■ **Requirement**:
How many lines of these entries hold the string "color"? Reply with the number alone.

■ **Recorded information**:
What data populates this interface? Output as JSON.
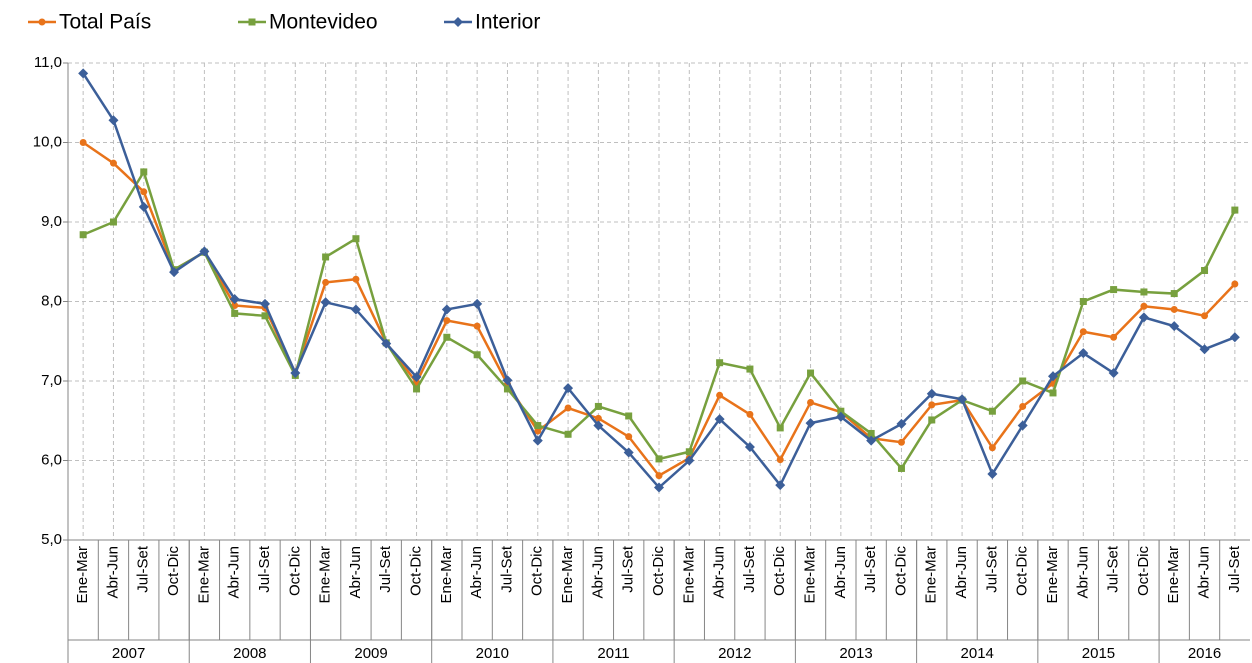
{
  "chart_data": {
    "type": "line",
    "categories": [
      "Ene-Mar",
      "Abr-Jun",
      "Jul-Set",
      "Oct-Dic",
      "Ene-Mar",
      "Abr-Jun",
      "Jul-Set",
      "Oct-Dic",
      "Ene-Mar",
      "Abr-Jun",
      "Jul-Set",
      "Oct-Dic",
      "Ene-Mar",
      "Abr-Jun",
      "Jul-Set",
      "Oct-Dic",
      "Ene-Mar",
      "Abr-Jun",
      "Jul-Set",
      "Oct-Dic",
      "Ene-Mar",
      "Abr-Jun",
      "Jul-Set",
      "Oct-Dic",
      "Ene-Mar",
      "Abr-Jun",
      "Jul-Set",
      "Oct-Dic",
      "Ene-Mar",
      "Abr-Jun",
      "Jul-Set",
      "Oct-Dic",
      "Ene-Mar",
      "Abr-Jun",
      "Jul-Set",
      "Oct-Dic",
      "Ene-Mar",
      "Abr-Jun",
      "Jul-Set"
    ],
    "category_groups": [
      {
        "label": "2007",
        "count": 4
      },
      {
        "label": "2008",
        "count": 4
      },
      {
        "label": "2009",
        "count": 4
      },
      {
        "label": "2010",
        "count": 4
      },
      {
        "label": "2011",
        "count": 4
      },
      {
        "label": "2012",
        "count": 4
      },
      {
        "label": "2013",
        "count": 4
      },
      {
        "label": "2014",
        "count": 4
      },
      {
        "label": "2015",
        "count": 4
      },
      {
        "label": "2016",
        "count": 3
      }
    ],
    "series": [
      {
        "name": "Total País",
        "color": "#e8731a",
        "marker": "circle",
        "values": [
          10.0,
          9.74,
          9.38,
          8.4,
          8.62,
          7.95,
          7.92,
          7.1,
          8.24,
          8.28,
          7.48,
          6.98,
          7.76,
          7.69,
          6.96,
          6.37,
          6.66,
          6.53,
          6.3,
          5.81,
          6.03,
          6.82,
          6.58,
          6.01,
          6.73,
          6.61,
          6.28,
          6.23,
          6.7,
          6.76,
          6.16,
          6.68,
          6.97,
          7.62,
          7.55,
          7.94,
          7.9,
          7.82,
          8.22
        ]
      },
      {
        "name": "Montevideo",
        "color": "#77a03e",
        "marker": "square",
        "values": [
          8.84,
          9.0,
          9.63,
          8.4,
          8.62,
          7.85,
          7.82,
          7.07,
          8.56,
          8.79,
          7.48,
          6.9,
          7.55,
          7.33,
          6.9,
          6.44,
          6.33,
          6.68,
          6.56,
          6.02,
          6.11,
          7.23,
          7.15,
          6.41,
          7.1,
          6.62,
          6.34,
          5.9,
          6.51,
          6.76,
          6.62,
          7.0,
          6.85,
          8.0,
          8.15,
          8.12,
          8.1,
          8.39,
          9.15
        ]
      },
      {
        "name": "Interior",
        "color": "#3c5f99",
        "marker": "diamond",
        "values": [
          10.87,
          10.28,
          9.19,
          8.37,
          8.63,
          8.03,
          7.97,
          7.1,
          7.99,
          7.9,
          7.47,
          7.05,
          7.9,
          7.97,
          7.01,
          6.25,
          6.91,
          6.44,
          6.1,
          5.66,
          6.0,
          6.52,
          6.17,
          5.69,
          6.47,
          6.55,
          6.25,
          6.46,
          6.84,
          6.77,
          5.83,
          6.44,
          7.06,
          7.35,
          7.1,
          7.8,
          7.69,
          7.4,
          7.55
        ]
      }
    ],
    "ylim": [
      5,
      11
    ],
    "yticks": [
      {
        "value": 5,
        "label": "5,0"
      },
      {
        "value": 6,
        "label": "6,0"
      },
      {
        "value": 7,
        "label": "7,0"
      },
      {
        "value": 8,
        "label": "8,0"
      },
      {
        "value": 9,
        "label": "9,0"
      },
      {
        "value": 10,
        "label": "10,0"
      },
      {
        "value": 11,
        "label": "11,0"
      }
    ],
    "grid": true,
    "legend": "top-left"
  }
}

■ **Worked answer**:
3